## Provided records
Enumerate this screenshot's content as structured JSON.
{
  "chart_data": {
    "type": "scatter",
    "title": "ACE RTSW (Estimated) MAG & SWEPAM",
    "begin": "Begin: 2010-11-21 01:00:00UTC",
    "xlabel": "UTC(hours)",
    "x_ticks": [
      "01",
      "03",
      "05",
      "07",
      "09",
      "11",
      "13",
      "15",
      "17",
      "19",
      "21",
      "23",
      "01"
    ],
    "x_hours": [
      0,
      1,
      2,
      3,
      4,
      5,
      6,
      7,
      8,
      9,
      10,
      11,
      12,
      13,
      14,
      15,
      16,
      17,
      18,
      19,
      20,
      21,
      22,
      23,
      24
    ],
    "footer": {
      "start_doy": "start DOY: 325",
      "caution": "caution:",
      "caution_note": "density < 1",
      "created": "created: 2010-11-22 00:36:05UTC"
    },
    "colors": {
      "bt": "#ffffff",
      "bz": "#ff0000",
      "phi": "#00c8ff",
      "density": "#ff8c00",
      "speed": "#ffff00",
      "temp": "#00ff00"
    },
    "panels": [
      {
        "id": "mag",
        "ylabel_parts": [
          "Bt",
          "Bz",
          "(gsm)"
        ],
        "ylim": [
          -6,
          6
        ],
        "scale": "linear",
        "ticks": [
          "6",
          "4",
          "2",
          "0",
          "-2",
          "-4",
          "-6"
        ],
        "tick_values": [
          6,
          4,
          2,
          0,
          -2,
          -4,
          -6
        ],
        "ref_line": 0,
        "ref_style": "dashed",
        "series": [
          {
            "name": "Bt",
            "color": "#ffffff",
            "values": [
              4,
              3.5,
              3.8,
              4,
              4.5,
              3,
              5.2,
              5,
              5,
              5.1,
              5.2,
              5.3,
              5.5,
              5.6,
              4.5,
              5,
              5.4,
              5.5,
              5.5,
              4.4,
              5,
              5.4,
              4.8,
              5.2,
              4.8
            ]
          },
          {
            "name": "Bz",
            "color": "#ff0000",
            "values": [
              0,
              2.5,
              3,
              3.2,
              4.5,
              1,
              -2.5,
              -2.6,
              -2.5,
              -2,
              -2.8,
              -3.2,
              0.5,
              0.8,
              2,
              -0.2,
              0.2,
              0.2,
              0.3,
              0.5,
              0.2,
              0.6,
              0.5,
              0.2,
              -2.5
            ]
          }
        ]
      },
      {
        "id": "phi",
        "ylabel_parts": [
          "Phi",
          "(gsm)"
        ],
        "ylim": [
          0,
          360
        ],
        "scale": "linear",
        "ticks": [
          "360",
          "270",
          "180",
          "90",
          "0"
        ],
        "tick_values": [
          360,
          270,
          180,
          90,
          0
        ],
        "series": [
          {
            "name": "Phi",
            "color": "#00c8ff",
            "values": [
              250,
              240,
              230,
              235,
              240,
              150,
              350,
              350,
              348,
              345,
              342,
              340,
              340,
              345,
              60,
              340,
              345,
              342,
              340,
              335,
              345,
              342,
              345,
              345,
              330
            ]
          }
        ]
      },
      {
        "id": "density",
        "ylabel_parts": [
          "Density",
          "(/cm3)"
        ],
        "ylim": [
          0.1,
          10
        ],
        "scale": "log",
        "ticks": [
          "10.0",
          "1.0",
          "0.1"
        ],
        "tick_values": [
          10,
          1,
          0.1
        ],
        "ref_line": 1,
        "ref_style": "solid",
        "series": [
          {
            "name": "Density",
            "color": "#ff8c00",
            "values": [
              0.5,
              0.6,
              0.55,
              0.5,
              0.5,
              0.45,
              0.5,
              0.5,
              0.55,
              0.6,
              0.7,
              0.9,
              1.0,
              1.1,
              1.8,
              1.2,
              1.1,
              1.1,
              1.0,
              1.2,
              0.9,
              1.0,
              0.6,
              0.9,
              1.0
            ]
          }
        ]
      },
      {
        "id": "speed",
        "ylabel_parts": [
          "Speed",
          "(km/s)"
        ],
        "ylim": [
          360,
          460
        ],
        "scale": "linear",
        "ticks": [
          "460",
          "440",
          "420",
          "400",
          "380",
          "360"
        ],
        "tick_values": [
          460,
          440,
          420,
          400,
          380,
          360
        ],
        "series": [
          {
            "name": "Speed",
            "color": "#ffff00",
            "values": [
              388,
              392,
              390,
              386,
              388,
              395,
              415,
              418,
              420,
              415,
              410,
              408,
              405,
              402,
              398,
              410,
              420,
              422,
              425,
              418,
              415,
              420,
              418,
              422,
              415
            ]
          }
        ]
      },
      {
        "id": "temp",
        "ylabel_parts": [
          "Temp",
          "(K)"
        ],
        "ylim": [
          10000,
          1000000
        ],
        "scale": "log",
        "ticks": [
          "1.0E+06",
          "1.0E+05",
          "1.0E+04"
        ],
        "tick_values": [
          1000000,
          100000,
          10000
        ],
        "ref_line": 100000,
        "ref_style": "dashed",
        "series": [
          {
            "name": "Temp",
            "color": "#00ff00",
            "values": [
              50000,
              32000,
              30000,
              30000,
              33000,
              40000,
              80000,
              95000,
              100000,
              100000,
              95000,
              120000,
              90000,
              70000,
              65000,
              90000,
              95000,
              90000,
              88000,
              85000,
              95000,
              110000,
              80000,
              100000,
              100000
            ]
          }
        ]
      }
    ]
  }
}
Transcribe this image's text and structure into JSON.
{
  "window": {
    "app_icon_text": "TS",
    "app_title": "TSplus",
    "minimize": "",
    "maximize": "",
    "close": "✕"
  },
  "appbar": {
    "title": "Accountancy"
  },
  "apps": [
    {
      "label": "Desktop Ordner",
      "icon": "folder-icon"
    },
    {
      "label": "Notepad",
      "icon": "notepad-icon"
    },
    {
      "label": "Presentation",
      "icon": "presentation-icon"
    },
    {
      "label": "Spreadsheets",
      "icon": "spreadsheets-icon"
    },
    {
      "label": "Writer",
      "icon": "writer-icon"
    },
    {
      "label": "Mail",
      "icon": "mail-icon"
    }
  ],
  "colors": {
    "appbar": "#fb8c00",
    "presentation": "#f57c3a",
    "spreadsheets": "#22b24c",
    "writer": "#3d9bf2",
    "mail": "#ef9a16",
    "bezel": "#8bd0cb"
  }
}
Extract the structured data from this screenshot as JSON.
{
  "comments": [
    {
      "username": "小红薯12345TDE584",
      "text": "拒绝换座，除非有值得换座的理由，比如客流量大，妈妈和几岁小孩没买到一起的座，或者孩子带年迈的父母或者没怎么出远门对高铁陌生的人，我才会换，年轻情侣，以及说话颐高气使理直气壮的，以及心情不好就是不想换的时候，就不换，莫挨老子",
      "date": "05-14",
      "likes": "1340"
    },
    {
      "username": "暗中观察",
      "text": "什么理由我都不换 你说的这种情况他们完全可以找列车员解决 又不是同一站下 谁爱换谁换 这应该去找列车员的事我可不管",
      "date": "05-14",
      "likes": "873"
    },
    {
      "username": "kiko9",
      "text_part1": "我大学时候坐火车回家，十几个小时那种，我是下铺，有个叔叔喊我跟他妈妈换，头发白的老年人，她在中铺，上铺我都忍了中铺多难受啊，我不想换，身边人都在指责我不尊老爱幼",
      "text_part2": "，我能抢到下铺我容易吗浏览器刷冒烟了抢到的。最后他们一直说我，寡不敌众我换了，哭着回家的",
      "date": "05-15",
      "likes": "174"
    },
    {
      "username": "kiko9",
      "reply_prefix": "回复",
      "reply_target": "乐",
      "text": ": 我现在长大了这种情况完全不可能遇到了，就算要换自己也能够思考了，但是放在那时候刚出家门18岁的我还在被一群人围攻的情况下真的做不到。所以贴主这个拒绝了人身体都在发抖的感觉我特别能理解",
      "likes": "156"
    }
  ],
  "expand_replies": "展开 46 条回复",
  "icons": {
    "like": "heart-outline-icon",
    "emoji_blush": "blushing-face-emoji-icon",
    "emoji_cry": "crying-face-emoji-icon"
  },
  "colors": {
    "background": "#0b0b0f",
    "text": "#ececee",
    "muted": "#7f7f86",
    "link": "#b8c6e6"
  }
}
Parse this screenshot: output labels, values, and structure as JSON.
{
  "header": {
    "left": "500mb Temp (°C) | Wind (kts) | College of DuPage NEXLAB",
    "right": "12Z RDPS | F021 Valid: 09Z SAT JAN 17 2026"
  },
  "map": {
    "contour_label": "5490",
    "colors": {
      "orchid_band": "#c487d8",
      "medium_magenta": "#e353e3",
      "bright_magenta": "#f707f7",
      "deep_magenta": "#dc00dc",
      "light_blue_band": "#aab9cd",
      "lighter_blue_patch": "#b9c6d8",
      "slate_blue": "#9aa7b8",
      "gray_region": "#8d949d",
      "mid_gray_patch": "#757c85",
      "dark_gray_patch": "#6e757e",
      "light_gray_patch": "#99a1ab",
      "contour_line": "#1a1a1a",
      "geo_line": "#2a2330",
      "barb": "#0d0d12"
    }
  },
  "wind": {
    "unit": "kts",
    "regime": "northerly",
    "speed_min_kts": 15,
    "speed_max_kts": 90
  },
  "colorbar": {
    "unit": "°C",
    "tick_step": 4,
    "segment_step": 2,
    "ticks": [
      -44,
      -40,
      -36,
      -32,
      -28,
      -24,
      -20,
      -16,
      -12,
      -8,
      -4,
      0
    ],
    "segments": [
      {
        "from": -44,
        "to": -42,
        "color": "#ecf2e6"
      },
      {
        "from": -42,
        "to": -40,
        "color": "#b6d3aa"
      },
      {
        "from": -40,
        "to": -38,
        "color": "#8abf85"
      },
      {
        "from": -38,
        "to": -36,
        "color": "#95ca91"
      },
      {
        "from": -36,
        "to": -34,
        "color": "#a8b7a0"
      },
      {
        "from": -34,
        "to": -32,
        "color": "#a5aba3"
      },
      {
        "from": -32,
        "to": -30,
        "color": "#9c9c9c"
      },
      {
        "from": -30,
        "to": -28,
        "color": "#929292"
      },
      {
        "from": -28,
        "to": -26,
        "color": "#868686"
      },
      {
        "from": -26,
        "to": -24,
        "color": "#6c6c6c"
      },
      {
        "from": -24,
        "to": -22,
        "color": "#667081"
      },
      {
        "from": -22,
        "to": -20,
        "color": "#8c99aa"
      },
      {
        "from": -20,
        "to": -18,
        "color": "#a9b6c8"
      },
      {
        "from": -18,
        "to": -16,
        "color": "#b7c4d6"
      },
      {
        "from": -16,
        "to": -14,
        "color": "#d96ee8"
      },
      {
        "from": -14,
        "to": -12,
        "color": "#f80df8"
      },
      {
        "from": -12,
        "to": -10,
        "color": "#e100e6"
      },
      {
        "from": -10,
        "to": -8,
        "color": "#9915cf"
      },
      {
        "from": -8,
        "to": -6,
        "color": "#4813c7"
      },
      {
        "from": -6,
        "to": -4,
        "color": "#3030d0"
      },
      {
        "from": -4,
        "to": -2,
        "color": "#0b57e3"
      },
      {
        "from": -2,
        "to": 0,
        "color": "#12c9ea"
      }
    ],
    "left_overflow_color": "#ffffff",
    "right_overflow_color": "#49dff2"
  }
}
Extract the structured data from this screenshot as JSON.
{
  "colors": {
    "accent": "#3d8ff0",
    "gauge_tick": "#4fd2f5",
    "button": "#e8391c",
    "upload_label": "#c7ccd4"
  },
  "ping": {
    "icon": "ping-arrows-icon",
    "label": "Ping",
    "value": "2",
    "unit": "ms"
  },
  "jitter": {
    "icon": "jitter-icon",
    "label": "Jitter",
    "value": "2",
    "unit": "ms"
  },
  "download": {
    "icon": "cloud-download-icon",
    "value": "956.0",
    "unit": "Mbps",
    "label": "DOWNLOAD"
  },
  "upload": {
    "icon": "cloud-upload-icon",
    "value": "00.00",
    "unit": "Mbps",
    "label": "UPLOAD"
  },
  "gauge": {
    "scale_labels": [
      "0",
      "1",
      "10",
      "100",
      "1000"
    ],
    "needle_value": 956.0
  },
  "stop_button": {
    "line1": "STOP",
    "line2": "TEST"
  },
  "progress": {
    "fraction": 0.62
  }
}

## Work to do
Filter the records above and return every line that holds the word "likes".

## Exercise output
      "likes": "1340"
      "likes": "873"
      "likes": "174"
      "likes": "156"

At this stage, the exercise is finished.